What needs to be done: Go through the listing and pick out each line with the word "name" in it.

* * * * * * * * *

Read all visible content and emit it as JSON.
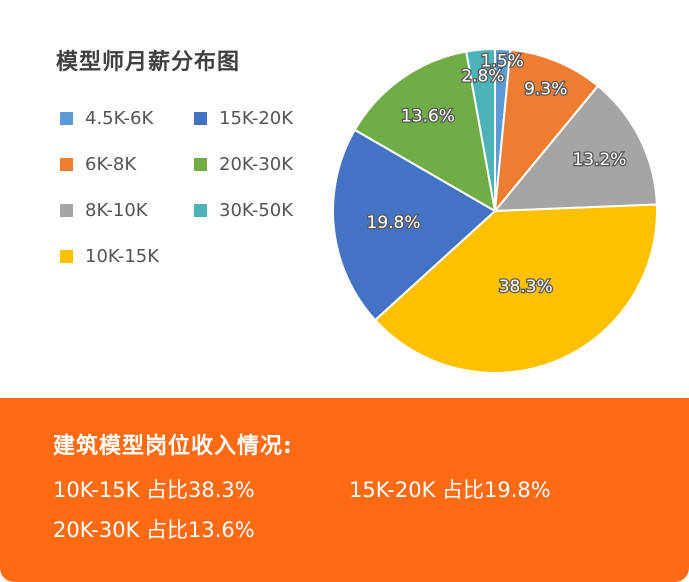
{
  "chart_title": "模型师月薪分布图",
  "chart_data": {
    "type": "pie",
    "title": "模型师月薪分布图",
    "legend_position": "left",
    "slices": [
      {
        "name": "4.5K-6K",
        "value": 1.5,
        "label": "1.5%",
        "color": "#5b9bd5"
      },
      {
        "name": "6K-8K",
        "value": 9.3,
        "label": "9.3%",
        "color": "#ed7d31"
      },
      {
        "name": "8K-10K",
        "value": 13.2,
        "label": "13.2%",
        "color": "#a5a5a5"
      },
      {
        "name": "10K-15K",
        "value": 38.3,
        "label": "38.3%",
        "color": "#ffc000"
      },
      {
        "name": "15K-20K",
        "value": 19.8,
        "label": "19.8%",
        "color": "#4472c4"
      },
      {
        "name": "20K-30K",
        "value": 13.6,
        "label": "13.6%",
        "color": "#70ad47"
      },
      {
        "name": "30K-50K",
        "value": 2.8,
        "label": "2.8%",
        "color": "#4cb3b8"
      }
    ]
  },
  "legend": [
    {
      "label": "4.5K-6K",
      "color": "#5b9bd5"
    },
    {
      "label": "15K-20K",
      "color": "#4472c4"
    },
    {
      "label": "6K-8K",
      "color": "#ed7d31"
    },
    {
      "label": "20K-30K",
      "color": "#70ad47"
    },
    {
      "label": "8K-10K",
      "color": "#a5a5a5"
    },
    {
      "label": "30K-50K",
      "color": "#4cb3b8"
    },
    {
      "label": "10K-15K",
      "color": "#ffc000"
    }
  ],
  "summary": {
    "title": "建筑模型岗位收入情况:",
    "lines": [
      "10K-15K 占比38.3%",
      "15K-20K 占比19.8%",
      "20K-30K 占比13.6%"
    ],
    "background_color": "#ff6a13"
  }
}
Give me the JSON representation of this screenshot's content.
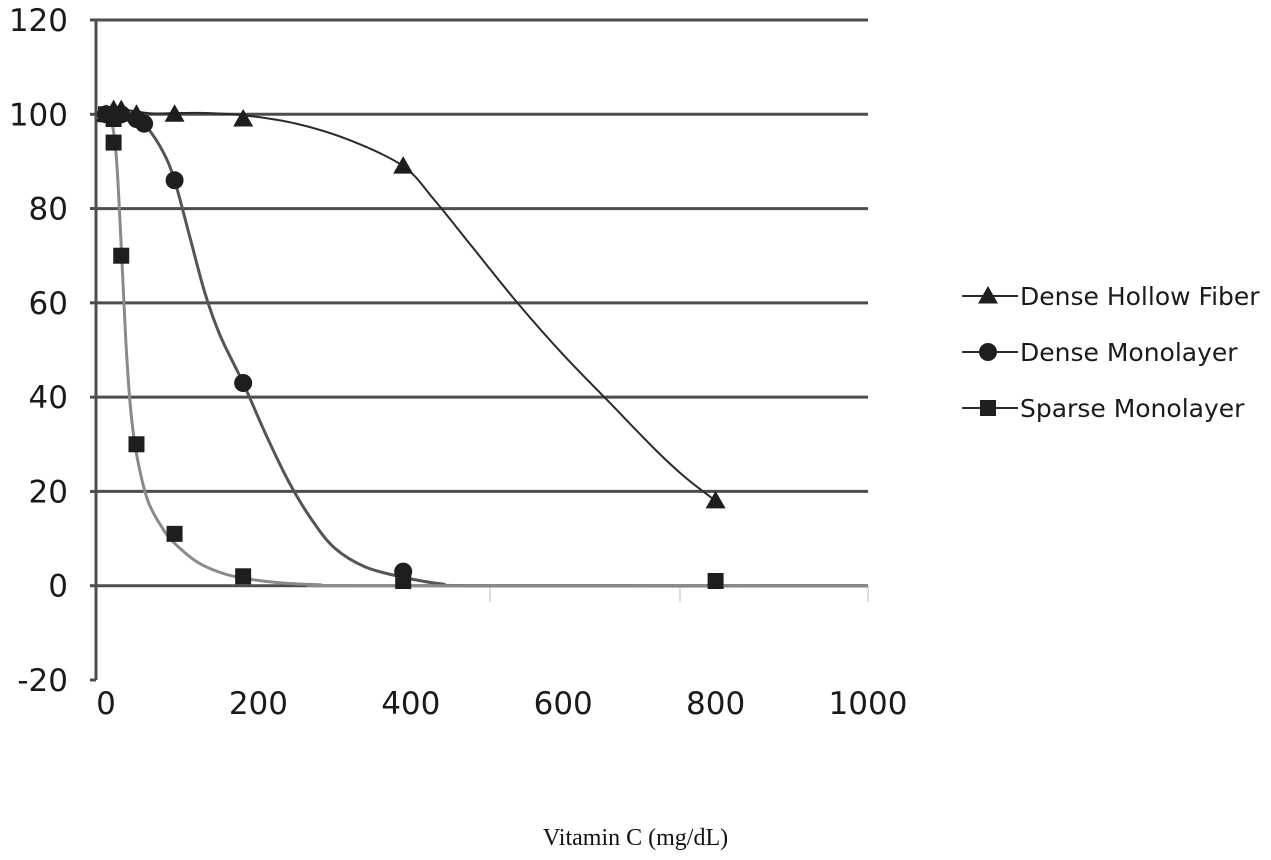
{
  "chart_data": {
    "type": "line",
    "xlabel": "Vitamin C (mg/dL)",
    "ylabel": "",
    "xlim": [
      0,
      1000
    ],
    "ylim": [
      -20,
      120
    ],
    "x_ticks": [
      "0",
      "200",
      "400",
      "600",
      "800",
      "1000"
    ],
    "y_ticks": [
      "120",
      "100",
      "80",
      "60",
      "40",
      "20",
      "0",
      "-20"
    ],
    "grid": "horizontal",
    "legend_position": "right",
    "series": [
      {
        "name": "Dense Hollow Fiber",
        "marker": "triangle",
        "color": "#2a2a2a",
        "points": [
          [
            0,
            100
          ],
          [
            10,
            101
          ],
          [
            20,
            101
          ],
          [
            40,
            100
          ],
          [
            90,
            100
          ],
          [
            180,
            99
          ],
          [
            390,
            89
          ],
          [
            800,
            18
          ]
        ],
        "curve": [
          [
            0,
            100
          ],
          [
            20,
            101
          ],
          [
            60,
            100.2
          ],
          [
            120,
            100.3
          ],
          [
            180,
            99.8
          ],
          [
            250,
            98
          ],
          [
            320,
            94.5
          ],
          [
            390,
            89
          ],
          [
            430,
            82
          ],
          [
            480,
            72
          ],
          [
            540,
            60
          ],
          [
            600,
            49
          ],
          [
            660,
            39
          ],
          [
            720,
            29
          ],
          [
            760,
            23
          ],
          [
            800,
            18
          ]
        ]
      },
      {
        "name": "Dense Monolayer",
        "marker": "circle",
        "color": "#555555",
        "points": [
          [
            0,
            100
          ],
          [
            10,
            100
          ],
          [
            20,
            100
          ],
          [
            40,
            99
          ],
          [
            50,
            98
          ],
          [
            90,
            86
          ],
          [
            180,
            43
          ],
          [
            390,
            3
          ]
        ],
        "curve": [
          [
            0,
            100
          ],
          [
            20,
            100
          ],
          [
            40,
            99
          ],
          [
            55,
            97
          ],
          [
            75,
            92
          ],
          [
            90,
            86
          ],
          [
            110,
            74
          ],
          [
            130,
            62
          ],
          [
            150,
            53
          ],
          [
            180,
            43
          ],
          [
            210,
            32
          ],
          [
            240,
            22
          ],
          [
            270,
            14
          ],
          [
            300,
            8
          ],
          [
            340,
            4
          ],
          [
            390,
            1.8
          ],
          [
            440,
            0.4
          ],
          [
            500,
            0
          ],
          [
            1000,
            0
          ]
        ]
      },
      {
        "name": "Sparse Monolayer",
        "marker": "square",
        "color": "#8a8a8a",
        "points": [
          [
            0,
            100
          ],
          [
            10,
            99
          ],
          [
            10,
            94
          ],
          [
            20,
            70
          ],
          [
            40,
            30
          ],
          [
            90,
            11
          ],
          [
            180,
            2
          ],
          [
            390,
            1
          ],
          [
            800,
            1
          ]
        ],
        "curve": [
          [
            0,
            100
          ],
          [
            8,
            98
          ],
          [
            14,
            90
          ],
          [
            20,
            72
          ],
          [
            26,
            52
          ],
          [
            32,
            38
          ],
          [
            40,
            28
          ],
          [
            55,
            18
          ],
          [
            75,
            12
          ],
          [
            90,
            9
          ],
          [
            120,
            5
          ],
          [
            150,
            2.8
          ],
          [
            180,
            1.6
          ],
          [
            230,
            0.6
          ],
          [
            280,
            0.2
          ],
          [
            330,
            0
          ],
          [
            1000,
            0
          ]
        ]
      }
    ]
  }
}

* * * * * * * * *

Solution to the exercise:
        "name": "4.5K-6K",
        "name": "6K-8K",
        "name": "8K-10K",
        "name": "10K-15K",
        "name": "15K-20K",
        "name": "20K-30K",
        "name": "30K-50K",
        "name": "Dense Hollow Fiber",
        "name": "Dense Monolayer",
        "name": "Sparse Monolayer",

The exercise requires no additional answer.